» SOURCE TEXT
As a pathogen that is prone to homologous recombination between viruses [121327], SARS-CoV-2 LAV virus spilled from the vaccinated population into the environment will inevitably recombine with circulating strains, resulting in new circulating strains with unpredictable consequences. Therefore, knowing whether LAV spill over into the environment from vaccinated individuals is an essential for the safety assessment of LAV. So far, there have been no reports in this regard. India, one of the largest developing countries, is conducting research on LAV [21]. Therefore, in this study, we analyzed the genome sequences of SARS-CoV-2 isolated from infected persons in India before July 2021 in the SARS-CoV-2 databases, to explore the possibility of spillover of LAV so as to provide references for the study of LAV.

Materials and methods

Virus sequences

From the SARS-CoV-2 database of GenBank or GISAID, we collected the genome sequences of 1643 SARS-CoV-2 isolated from infected individuals in India before August 2021. With the help of the MUSCLE program in the MEGA X software package [11], sequence alignments were performed on these sequences, and the optimized alignment results were finally obtained for subsequent analysis.

Recombination analysis

In order to determine whether there is some viruses undergoing genetic recombination in their genome, the recombination analysis software RDP 3.0 [20] was used to analyze the above processed data set to preliminarily screen recombinant sequences. And then, the SimPlot program [18] was used to visualize the genomic sequence similarity between the putative recombinant and their potential parental virus so as to further determine the reliability of the recombination signal.

Phylogenetic analysis

To determine the phylogeny of viruses with recombinant signals, we downloaded the LAV strain and other reference viruses of different genotypes from the SARS-CoV-2 database (Table 1) and analyzed their phylogenetic history. Before the phylogenetic reconstruction, the nucleotide substitution model selection tool MODELS in the phylogenetic analysis software package MEGA X [11] was used to find the optimal substitution model, and then, the maximum likelihood method was used to reconstruct phylogenetic history employing the optimal substitution model. The robustness of the most recent common ancestor of each phylogenetic branch was determined by the bootstrap method of 1000 replications, and the bootstrap value > 70% was regarded as robustness.

» YOUR INSTRUCTIONS
In the text on SARS-CoV-2 recombination in India, which program was used to visualize the genomic sequence similarity between a putative recombinant and its potential parental virus?

» SUPPLIED INFORMATION
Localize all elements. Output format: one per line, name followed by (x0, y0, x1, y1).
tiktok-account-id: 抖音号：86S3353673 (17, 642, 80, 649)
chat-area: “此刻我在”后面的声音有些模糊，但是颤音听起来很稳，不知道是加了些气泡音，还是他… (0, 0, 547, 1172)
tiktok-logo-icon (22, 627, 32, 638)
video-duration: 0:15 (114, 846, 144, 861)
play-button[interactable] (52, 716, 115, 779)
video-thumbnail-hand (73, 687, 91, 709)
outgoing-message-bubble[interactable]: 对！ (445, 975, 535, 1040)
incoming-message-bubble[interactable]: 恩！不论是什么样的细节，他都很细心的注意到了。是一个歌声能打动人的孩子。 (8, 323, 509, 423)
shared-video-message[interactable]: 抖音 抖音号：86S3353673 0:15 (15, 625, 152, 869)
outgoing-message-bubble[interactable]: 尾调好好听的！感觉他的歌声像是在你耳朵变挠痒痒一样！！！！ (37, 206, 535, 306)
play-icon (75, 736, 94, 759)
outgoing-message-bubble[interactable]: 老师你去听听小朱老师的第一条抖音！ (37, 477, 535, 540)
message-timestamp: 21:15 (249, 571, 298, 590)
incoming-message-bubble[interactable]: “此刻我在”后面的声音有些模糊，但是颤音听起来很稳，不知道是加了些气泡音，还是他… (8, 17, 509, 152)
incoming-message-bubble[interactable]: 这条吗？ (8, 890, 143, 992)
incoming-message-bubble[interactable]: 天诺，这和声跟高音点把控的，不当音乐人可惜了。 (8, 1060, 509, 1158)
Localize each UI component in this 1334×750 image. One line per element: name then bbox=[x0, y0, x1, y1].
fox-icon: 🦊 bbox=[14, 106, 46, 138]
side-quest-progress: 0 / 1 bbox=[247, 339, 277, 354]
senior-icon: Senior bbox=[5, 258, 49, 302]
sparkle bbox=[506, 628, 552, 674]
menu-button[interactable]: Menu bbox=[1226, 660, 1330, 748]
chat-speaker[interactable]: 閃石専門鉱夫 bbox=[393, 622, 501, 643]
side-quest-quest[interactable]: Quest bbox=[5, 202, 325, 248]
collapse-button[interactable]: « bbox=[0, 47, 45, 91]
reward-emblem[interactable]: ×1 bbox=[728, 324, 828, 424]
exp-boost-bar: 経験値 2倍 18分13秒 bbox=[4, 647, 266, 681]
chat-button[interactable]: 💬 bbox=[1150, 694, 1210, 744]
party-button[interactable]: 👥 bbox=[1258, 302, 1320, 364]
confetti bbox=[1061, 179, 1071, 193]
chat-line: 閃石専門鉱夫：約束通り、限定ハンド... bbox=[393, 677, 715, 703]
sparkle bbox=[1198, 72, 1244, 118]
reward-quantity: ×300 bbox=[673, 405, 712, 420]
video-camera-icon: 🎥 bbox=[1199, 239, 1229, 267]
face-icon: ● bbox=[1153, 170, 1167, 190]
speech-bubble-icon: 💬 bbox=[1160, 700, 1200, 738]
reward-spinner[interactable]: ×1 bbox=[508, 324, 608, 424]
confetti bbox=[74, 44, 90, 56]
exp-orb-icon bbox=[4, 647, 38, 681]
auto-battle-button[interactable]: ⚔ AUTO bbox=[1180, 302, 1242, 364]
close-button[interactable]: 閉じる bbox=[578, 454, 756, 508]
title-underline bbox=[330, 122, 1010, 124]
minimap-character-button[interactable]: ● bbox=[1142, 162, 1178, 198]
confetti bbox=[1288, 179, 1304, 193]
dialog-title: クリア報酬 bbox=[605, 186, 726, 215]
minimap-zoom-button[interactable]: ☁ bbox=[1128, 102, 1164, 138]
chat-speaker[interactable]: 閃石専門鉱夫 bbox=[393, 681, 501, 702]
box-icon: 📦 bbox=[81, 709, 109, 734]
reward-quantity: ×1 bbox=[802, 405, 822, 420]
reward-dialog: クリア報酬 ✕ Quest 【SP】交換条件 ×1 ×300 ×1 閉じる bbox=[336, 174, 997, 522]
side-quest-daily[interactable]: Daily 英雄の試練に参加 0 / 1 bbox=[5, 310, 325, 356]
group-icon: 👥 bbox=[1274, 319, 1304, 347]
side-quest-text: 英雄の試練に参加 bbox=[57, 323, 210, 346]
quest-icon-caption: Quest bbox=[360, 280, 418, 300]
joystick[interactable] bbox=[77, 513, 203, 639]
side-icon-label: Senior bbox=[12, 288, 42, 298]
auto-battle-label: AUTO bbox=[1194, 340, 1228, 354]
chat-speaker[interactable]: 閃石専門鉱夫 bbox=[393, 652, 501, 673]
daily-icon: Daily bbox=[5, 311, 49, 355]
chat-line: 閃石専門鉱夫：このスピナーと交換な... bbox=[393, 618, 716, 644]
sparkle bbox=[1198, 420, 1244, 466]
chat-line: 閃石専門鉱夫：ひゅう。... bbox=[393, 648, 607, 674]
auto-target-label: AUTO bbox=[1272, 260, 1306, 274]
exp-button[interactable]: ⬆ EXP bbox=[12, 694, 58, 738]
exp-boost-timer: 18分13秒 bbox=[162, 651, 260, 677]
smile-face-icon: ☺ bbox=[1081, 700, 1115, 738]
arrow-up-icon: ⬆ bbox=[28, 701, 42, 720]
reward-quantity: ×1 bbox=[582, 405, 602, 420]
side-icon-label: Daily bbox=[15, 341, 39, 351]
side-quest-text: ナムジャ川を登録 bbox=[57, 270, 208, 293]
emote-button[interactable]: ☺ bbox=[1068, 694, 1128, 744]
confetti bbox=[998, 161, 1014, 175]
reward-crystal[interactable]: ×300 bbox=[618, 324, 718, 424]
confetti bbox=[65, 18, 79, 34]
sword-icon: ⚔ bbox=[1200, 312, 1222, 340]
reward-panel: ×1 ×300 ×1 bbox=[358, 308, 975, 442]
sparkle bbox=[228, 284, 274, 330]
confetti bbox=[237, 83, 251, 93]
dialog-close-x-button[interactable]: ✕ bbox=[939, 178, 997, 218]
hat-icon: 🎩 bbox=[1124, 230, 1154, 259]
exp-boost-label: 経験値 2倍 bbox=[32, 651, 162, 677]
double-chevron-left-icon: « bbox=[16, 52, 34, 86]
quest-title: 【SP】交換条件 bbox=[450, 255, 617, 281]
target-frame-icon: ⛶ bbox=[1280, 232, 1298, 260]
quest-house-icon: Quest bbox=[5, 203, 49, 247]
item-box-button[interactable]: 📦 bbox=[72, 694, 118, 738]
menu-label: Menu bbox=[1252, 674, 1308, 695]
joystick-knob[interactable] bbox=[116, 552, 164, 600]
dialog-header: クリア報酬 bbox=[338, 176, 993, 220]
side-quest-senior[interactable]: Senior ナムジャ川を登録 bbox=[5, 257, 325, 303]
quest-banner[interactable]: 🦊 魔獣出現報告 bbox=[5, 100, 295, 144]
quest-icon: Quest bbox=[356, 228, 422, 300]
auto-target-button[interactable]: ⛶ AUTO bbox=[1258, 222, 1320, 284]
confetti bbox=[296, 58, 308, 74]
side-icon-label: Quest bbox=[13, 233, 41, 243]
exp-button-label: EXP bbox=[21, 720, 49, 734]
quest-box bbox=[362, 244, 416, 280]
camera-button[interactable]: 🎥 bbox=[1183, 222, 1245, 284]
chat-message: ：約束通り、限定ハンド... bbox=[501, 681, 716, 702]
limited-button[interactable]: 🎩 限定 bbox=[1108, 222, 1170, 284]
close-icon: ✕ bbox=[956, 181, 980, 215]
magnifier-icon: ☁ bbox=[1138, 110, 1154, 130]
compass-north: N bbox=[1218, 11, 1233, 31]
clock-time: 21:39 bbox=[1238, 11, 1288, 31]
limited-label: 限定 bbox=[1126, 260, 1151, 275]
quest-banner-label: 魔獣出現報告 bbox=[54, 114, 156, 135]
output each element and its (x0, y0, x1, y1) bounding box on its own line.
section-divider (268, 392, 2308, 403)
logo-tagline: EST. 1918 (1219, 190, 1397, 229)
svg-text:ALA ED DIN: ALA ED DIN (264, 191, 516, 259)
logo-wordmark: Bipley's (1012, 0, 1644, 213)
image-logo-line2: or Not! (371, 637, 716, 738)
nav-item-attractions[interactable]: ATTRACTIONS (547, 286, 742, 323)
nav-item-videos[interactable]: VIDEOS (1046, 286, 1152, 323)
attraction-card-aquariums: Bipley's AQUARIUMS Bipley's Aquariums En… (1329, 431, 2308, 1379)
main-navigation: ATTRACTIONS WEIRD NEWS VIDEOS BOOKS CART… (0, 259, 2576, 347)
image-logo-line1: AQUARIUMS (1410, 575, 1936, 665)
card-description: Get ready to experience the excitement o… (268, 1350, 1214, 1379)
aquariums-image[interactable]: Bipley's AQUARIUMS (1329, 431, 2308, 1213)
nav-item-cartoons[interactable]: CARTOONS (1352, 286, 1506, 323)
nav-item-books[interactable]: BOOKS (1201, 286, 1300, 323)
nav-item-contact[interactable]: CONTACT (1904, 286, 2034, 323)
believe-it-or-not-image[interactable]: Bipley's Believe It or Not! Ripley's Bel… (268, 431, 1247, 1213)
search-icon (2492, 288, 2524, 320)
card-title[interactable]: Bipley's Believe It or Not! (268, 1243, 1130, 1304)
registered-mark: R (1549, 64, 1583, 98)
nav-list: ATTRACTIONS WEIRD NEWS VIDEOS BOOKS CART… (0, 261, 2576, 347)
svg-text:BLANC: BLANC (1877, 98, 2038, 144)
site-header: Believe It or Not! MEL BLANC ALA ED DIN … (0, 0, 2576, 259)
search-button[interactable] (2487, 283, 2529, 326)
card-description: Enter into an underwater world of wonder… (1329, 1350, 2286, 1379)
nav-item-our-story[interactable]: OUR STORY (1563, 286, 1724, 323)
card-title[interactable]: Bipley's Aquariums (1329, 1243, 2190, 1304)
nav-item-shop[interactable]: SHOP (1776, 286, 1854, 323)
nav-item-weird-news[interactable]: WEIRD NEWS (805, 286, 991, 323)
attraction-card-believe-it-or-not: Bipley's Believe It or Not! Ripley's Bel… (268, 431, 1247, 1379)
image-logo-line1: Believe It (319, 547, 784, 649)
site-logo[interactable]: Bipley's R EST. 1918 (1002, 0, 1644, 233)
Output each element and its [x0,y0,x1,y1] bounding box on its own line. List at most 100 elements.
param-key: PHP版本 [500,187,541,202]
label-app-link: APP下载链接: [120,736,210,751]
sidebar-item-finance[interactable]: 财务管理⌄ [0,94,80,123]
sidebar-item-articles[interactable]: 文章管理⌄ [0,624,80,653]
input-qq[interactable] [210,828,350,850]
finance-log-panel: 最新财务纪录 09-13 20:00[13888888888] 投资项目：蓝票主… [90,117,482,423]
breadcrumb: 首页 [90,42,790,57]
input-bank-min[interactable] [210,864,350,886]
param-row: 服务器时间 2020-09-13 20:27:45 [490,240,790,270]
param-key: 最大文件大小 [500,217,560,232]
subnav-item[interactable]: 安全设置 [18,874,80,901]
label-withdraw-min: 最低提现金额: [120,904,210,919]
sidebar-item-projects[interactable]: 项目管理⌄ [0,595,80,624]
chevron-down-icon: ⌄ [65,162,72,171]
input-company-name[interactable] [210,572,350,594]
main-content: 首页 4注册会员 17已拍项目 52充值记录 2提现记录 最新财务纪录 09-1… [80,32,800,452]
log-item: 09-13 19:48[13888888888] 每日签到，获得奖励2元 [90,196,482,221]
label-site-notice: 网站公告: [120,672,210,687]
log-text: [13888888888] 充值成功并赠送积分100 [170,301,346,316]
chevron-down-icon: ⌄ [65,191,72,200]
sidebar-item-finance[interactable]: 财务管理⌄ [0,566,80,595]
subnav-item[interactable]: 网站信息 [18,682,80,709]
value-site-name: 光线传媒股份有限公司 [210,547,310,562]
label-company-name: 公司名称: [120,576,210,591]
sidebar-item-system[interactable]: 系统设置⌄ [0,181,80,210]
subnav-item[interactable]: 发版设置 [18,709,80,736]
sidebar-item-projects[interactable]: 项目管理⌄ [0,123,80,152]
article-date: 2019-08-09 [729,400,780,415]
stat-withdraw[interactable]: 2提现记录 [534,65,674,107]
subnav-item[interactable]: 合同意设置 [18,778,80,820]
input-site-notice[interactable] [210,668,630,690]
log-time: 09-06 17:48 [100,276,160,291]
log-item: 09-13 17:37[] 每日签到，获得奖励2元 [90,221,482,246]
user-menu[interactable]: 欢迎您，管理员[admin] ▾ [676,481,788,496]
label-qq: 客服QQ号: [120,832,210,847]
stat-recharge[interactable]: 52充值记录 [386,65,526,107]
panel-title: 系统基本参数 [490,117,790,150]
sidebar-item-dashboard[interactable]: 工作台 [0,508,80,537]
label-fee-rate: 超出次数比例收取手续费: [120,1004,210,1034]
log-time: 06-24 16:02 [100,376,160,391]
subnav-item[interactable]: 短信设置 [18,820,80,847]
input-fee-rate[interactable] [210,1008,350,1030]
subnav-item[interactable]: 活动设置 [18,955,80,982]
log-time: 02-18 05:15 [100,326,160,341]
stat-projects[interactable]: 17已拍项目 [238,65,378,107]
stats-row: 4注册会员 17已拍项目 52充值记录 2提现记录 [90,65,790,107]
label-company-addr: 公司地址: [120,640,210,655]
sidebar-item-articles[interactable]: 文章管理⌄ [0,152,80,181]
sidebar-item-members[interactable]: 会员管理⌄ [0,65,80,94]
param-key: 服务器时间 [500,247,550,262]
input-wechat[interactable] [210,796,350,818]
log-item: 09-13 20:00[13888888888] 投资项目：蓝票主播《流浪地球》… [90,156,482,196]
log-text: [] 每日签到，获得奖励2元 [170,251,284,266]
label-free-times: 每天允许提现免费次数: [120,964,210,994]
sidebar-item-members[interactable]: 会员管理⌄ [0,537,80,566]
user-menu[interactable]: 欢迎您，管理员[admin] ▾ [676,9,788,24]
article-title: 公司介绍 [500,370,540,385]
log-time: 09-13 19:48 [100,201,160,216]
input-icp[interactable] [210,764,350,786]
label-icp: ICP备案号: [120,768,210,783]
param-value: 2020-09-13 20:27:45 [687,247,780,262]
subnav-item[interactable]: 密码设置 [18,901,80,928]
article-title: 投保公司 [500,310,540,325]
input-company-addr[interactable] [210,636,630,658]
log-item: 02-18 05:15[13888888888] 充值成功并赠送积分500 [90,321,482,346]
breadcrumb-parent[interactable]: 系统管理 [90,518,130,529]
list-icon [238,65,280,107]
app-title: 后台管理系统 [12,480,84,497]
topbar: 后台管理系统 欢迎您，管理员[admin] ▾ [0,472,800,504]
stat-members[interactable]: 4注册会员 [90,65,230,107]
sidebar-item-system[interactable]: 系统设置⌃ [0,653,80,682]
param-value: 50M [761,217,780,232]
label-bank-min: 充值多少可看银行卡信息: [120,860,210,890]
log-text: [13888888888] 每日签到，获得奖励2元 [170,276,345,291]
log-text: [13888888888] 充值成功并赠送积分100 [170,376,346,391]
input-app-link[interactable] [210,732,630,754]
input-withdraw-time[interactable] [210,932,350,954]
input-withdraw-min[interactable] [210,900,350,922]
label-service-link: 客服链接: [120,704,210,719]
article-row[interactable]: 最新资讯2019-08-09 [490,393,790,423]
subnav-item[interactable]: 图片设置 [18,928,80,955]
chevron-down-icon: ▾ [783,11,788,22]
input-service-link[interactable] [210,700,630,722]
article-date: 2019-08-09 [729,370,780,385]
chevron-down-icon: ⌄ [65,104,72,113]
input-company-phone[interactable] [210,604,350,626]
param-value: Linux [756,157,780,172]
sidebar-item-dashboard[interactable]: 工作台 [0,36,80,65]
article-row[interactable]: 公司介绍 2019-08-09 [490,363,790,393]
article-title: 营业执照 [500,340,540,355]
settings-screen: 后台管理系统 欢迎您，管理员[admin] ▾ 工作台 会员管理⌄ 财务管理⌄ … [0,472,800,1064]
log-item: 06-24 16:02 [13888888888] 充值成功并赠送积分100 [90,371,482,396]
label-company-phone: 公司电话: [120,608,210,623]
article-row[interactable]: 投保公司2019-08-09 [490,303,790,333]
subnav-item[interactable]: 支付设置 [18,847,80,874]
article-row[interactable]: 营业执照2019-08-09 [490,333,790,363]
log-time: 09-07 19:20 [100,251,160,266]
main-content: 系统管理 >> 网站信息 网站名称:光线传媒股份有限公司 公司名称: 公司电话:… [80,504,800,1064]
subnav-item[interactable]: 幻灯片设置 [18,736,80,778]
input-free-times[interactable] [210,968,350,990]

» PROBLEM SOLUTION
The SimPlot program.